### [Work instructions]
Extract the listing below in full, unchanged.
───── Excerpted records ─────
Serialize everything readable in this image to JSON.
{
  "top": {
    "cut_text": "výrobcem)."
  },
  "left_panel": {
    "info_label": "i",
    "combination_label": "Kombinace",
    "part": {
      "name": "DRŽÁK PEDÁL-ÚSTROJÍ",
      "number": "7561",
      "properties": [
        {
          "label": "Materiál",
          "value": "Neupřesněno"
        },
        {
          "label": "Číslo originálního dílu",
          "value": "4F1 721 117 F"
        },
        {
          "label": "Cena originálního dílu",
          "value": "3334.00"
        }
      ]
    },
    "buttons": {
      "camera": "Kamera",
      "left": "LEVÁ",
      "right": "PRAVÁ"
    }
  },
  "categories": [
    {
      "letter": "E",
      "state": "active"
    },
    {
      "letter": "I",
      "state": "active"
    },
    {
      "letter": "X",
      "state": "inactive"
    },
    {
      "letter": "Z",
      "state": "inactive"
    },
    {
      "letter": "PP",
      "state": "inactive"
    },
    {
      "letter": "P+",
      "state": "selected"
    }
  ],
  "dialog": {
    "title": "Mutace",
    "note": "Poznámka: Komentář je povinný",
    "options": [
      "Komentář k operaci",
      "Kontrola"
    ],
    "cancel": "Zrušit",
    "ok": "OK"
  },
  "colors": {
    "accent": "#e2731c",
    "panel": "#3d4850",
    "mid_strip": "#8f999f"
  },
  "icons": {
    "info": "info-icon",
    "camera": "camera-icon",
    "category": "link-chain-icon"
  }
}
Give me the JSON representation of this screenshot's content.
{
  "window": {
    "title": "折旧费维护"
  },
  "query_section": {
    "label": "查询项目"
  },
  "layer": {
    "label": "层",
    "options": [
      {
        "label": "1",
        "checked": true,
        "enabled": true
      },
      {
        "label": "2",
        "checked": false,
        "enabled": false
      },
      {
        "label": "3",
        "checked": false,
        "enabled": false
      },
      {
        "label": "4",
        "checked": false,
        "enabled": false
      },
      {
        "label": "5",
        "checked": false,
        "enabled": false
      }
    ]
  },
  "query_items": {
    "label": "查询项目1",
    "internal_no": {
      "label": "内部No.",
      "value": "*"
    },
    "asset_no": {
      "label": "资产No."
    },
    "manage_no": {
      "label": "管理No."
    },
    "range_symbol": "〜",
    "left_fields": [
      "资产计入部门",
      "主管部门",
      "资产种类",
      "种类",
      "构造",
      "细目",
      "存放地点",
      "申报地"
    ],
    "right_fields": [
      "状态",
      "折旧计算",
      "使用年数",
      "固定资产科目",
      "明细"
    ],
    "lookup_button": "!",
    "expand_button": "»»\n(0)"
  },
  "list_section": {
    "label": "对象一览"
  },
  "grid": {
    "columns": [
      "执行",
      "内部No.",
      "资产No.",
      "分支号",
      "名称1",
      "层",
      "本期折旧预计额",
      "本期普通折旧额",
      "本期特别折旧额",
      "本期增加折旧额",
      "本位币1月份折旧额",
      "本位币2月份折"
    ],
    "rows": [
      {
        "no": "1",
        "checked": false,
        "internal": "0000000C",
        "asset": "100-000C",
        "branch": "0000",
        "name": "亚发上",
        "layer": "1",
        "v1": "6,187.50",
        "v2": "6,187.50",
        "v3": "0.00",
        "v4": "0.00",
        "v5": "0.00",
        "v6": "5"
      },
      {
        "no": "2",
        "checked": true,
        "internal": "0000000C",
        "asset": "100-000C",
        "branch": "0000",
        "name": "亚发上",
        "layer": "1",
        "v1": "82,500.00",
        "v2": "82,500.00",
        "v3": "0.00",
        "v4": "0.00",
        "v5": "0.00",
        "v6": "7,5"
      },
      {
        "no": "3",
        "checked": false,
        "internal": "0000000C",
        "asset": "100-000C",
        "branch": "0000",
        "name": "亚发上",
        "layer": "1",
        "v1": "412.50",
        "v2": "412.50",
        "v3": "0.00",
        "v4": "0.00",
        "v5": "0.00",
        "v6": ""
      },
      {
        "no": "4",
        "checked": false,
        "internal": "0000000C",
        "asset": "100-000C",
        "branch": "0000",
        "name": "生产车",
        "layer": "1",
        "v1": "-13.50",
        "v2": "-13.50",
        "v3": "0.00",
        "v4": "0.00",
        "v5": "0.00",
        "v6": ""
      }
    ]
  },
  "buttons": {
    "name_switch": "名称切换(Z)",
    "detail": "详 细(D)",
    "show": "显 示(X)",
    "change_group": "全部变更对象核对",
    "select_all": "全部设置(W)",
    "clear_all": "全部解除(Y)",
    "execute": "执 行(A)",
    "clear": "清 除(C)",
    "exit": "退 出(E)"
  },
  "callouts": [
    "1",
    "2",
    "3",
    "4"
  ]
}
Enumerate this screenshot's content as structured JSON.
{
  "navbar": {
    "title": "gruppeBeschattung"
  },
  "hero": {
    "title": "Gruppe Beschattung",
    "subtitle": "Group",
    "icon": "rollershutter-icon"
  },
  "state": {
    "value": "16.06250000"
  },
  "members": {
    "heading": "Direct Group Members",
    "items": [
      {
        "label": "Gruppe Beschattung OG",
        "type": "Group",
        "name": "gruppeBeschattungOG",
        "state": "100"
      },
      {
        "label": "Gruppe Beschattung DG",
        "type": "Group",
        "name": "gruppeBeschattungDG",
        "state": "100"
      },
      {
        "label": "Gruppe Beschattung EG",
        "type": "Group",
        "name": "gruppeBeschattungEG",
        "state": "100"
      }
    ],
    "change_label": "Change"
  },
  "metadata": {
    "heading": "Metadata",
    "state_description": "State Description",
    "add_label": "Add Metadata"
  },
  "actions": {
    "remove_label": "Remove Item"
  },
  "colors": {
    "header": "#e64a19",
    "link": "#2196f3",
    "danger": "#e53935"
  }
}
─────
### [Final result]
Serialize everything readable in this image to JSON.
{
  "top": {
    "cut_text": "výrobcem)."
  },
  "left_panel": {
    "info_label": "i",
    "combination_label": "Kombinace",
    "part": {
      "name": "DRŽÁK PEDÁL-ÚSTROJÍ",
      "number": "7561",
      "properties": [
        {
          "label": "Materiál",
          "value": "Neupřesněno"
        },
        {
          "label": "Číslo originálního dílu",
          "value": "4F1 721 117 F"
        },
        {
          "label": "Cena originálního dílu",
          "value": "3334.00"
        }
      ]
    },
    "buttons": {
      "camera": "Kamera",
      "left": "LEVÁ",
      "right": "PRAVÁ"
    }
  },
  "categories": [
    {
      "letter": "E",
      "state": "active"
    },
    {
      "letter": "I",
      "state": "active"
    },
    {
      "letter": "X",
      "state": "inactive"
    },
    {
      "letter": "Z",
      "state": "inactive"
    },
    {
      "letter": "PP",
      "state": "inactive"
    },
    {
      "letter": "P+",
      "state": "selected"
    }
  ],
  "dialog": {
    "title": "Mutace",
    "note": "Poznámka: Komentář je povinný",
    "options": [
      "Komentář k operaci",
      "Kontrola"
    ],
    "cancel": "Zrušit",
    "ok": "OK"
  },
  "colors": {
    "accent": "#e2731c",
    "panel": "#3d4850",
    "mid_strip": "#8f999f"
  },
  "icons": {
    "info": "info-icon",
    "camera": "camera-icon",
    "category": "link-chain-icon"
  }
}
Give me the JSON representation of this screenshot's content.
{
  "window": {
    "title": "折旧费维护"
  },
  "query_section": {
    "label": "查询项目"
  },
  "layer": {
    "label": "层",
    "options": [
      {
        "label": "1",
        "checked": true,
        "enabled": true
      },
      {
        "label": "2",
        "checked": false,
        "enabled": false
      },
      {
        "label": "3",
        "checked": false,
        "enabled": false
      },
      {
        "label": "4",
        "checked": false,
        "enabled": false
      },
      {
        "label": "5",
        "checked": false,
        "enabled": false
      }
    ]
  },
  "query_items": {
    "label": "查询项目1",
    "internal_no": {
      "label": "内部No.",
      "value": "*"
    },
    "asset_no": {
      "label": "资产No."
    },
    "manage_no": {
      "label": "管理No."
    },
    "range_symbol": "〜",
    "left_fields": [
      "资产计入部门",
      "主管部门",
      "资产种类",
      "种类",
      "构造",
      "细目",
      "存放地点",
      "申报地"
    ],
    "right_fields": [
      "状态",
      "折旧计算",
      "使用年数",
      "固定资产科目",
      "明细"
    ],
    "lookup_button": "!",
    "expand_button": "»»\n(0)"
  },
  "list_section": {
    "label": "对象一览"
  },
  "grid": {
    "columns": [
      "执行",
      "内部No.",
      "资产No.",
      "分支号",
      "名称1",
      "层",
      "本期折旧预计额",
      "本期普通折旧额",
      "本期特别折旧额",
      "本期增加折旧额",
      "本位币1月份折旧额",
      "本位币2月份折"
    ],
    "rows": [
      {
        "no": "1",
        "checked": false,
        "internal": "0000000C",
        "asset": "100-000C",
        "branch": "0000",
        "name": "亚发上",
        "layer": "1",
        "v1": "6,187.50",
        "v2": "6,187.50",
        "v3": "0.00",
        "v4": "0.00",
        "v5": "0.00",
        "v6": "5"
      },
      {
        "no": "2",
        "checked": true,
        "internal": "0000000C",
        "asset": "100-000C",
        "branch": "0000",
        "name": "亚发上",
        "layer": "1",
        "v1": "82,500.00",
        "v2": "82,500.00",
        "v3": "0.00",
        "v4": "0.00",
        "v5": "0.00",
        "v6": "7,5"
      },
      {
        "no": "3",
        "checked": false,
        "internal": "0000000C",
        "asset": "100-000C",
        "branch": "0000",
        "name": "亚发上",
        "layer": "1",
        "v1": "412.50",
        "v2": "412.50",
        "v3": "0.00",
        "v4": "0.00",
        "v5": "0.00",
        "v6": ""
      },
      {
        "no": "4",
        "checked": false,
        "internal": "0000000C",
        "asset": "100-000C",
        "branch": "0000",
        "name": "生产车",
        "layer": "1",
        "v1": "-13.50",
        "v2": "-13.50",
        "v3": "0.00",
        "v4": "0.00",
        "v5": "0.00",
        "v6": ""
      }
    ]
  },
  "buttons": {
    "name_switch": "名称切换(Z)",
    "detail": "详 细(D)",
    "show": "显 示(X)",
    "change_group": "全部变更对象核对",
    "select_all": "全部设置(W)",
    "clear_all": "全部解除(Y)",
    "execute": "执 行(A)",
    "clear": "清 除(C)",
    "exit": "退 出(E)"
  },
  "callouts": [
    "1",
    "2",
    "3",
    "4"
  ]
}
Enumerate this screenshot's content as structured JSON.
{
  "navbar": {
    "title": "gruppeBeschattung"
  },
  "hero": {
    "title": "Gruppe Beschattung",
    "subtitle": "Group",
    "icon": "rollershutter-icon"
  },
  "state": {
    "value": "16.06250000"
  },
  "members": {
    "heading": "Direct Group Members",
    "items": [
      {
        "label": "Gruppe Beschattung OG",
        "type": "Group",
        "name": "gruppeBeschattungOG",
        "state": "100"
      },
      {
        "label": "Gruppe Beschattung DG",
        "type": "Group",
        "name": "gruppeBeschattungDG",
        "state": "100"
      },
      {
        "label": "Gruppe Beschattung EG",
        "type": "Group",
        "name": "gruppeBeschattungEG",
        "state": "100"
      }
    ],
    "change_label": "Change"
  },
  "metadata": {
    "heading": "Metadata",
    "state_description": "State Description",
    "add_label": "Add Metadata"
  },
  "actions": {
    "remove_label": "Remove Item"
  },
  "colors": {
    "header": "#e64a19",
    "link": "#2196f3",
    "danger": "#e53935"
  }
}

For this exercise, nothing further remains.